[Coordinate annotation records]
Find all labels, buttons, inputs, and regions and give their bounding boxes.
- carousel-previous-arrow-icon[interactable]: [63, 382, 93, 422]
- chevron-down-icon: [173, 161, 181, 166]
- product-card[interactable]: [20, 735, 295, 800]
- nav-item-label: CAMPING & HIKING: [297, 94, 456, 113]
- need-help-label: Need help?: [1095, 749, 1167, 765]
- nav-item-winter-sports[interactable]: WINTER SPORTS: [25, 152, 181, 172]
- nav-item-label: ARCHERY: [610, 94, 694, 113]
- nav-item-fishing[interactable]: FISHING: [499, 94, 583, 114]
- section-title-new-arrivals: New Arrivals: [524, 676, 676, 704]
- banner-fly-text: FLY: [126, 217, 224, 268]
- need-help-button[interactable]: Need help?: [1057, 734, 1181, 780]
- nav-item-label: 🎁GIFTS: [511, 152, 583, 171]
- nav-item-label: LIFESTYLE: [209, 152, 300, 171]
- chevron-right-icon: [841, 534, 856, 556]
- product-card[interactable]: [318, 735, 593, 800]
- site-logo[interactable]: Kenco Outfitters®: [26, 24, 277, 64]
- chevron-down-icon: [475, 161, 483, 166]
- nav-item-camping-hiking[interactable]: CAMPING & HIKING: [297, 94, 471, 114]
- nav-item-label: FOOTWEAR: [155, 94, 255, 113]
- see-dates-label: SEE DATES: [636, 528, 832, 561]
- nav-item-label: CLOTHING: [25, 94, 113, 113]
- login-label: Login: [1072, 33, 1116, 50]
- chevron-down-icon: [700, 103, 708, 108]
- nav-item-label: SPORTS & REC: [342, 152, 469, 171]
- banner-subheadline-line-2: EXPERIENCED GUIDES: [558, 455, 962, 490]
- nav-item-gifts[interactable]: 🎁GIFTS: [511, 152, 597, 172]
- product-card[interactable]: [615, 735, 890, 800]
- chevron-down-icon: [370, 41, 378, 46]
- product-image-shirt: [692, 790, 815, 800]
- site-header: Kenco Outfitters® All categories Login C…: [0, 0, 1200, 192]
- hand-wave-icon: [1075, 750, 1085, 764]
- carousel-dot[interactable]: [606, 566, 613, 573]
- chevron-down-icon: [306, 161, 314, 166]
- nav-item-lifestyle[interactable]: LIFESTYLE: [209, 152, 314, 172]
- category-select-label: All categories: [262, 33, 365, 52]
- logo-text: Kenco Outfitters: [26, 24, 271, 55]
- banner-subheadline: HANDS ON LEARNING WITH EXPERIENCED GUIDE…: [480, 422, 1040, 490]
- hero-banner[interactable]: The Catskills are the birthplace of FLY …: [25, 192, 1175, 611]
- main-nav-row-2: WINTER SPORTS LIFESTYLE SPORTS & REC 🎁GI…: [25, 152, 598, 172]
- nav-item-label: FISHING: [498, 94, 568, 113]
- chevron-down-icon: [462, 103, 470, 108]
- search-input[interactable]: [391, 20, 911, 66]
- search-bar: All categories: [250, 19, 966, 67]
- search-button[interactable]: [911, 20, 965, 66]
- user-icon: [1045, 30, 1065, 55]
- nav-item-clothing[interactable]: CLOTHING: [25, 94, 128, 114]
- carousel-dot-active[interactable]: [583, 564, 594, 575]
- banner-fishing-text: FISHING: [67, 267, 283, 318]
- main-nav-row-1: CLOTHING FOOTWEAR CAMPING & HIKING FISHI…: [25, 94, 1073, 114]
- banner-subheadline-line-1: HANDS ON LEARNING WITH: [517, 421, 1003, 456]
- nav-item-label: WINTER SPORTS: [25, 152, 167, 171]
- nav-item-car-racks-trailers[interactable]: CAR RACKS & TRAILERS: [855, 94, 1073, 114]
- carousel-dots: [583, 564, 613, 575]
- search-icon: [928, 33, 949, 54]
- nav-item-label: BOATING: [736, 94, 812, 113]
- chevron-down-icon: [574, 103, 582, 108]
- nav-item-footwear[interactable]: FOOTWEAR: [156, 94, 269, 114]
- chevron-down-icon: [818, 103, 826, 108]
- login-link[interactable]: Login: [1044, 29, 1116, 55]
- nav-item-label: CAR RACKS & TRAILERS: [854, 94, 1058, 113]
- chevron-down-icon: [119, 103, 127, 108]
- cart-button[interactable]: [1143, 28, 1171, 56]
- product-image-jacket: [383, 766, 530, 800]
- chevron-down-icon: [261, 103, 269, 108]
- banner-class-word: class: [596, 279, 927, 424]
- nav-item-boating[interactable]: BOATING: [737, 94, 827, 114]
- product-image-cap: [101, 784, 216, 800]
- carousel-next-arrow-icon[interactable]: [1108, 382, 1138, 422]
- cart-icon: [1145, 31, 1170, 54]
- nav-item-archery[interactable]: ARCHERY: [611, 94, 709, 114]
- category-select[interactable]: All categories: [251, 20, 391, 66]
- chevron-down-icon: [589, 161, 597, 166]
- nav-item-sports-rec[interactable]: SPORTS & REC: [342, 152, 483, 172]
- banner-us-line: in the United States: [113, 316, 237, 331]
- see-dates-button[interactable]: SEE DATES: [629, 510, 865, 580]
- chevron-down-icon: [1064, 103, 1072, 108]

:: Requirement ::
Reproduce the listing unchanged from its first line through the line holding "- nav-item-label: SPORTS", inclusive.

:: Solution to the problem ::
Find all labels, buttons, inputs, and regions and give their bounding boxes.
- carousel-previous-arrow-icon[interactable]: [63, 382, 93, 422]
- chevron-down-icon: [173, 161, 181, 166]
- product-card[interactable]: [20, 735, 295, 800]
- nav-item-label: CAMPING & HIKING: [297, 94, 456, 113]
- need-help-label: Need help?: [1095, 749, 1167, 765]
- nav-item-winter-sports[interactable]: WINTER SPORTS: [25, 152, 181, 172]
- nav-item-label: ARCHERY: [610, 94, 694, 113]
- nav-item-fishing[interactable]: FISHING: [499, 94, 583, 114]
- section-title-new-arrivals: New Arrivals: [524, 676, 676, 704]
- banner-fly-text: FLY: [126, 217, 224, 268]
- need-help-button[interactable]: Need help?: [1057, 734, 1181, 780]
- nav-item-label: 🎁GIFTS: [511, 152, 583, 171]
- nav-item-label: LIFESTYLE: [209, 152, 300, 171]
- chevron-right-icon: [841, 534, 856, 556]
- product-card[interactable]: [318, 735, 593, 800]
- site-logo[interactable]: Kenco Outfitters®: [26, 24, 277, 64]
- chevron-down-icon: [475, 161, 483, 166]
- nav-item-camping-hiking[interactable]: CAMPING & HIKING: [297, 94, 471, 114]
- nav-item-label: FOOTWEAR: [155, 94, 255, 113]
- see-dates-label: SEE DATES: [636, 528, 832, 561]
- nav-item-label: CLOTHING: [25, 94, 113, 113]
- login-label: Login: [1072, 33, 1116, 50]
- chevron-down-icon: [700, 103, 708, 108]
- nav-item-label: SPORTS & REC: [342, 152, 469, 171]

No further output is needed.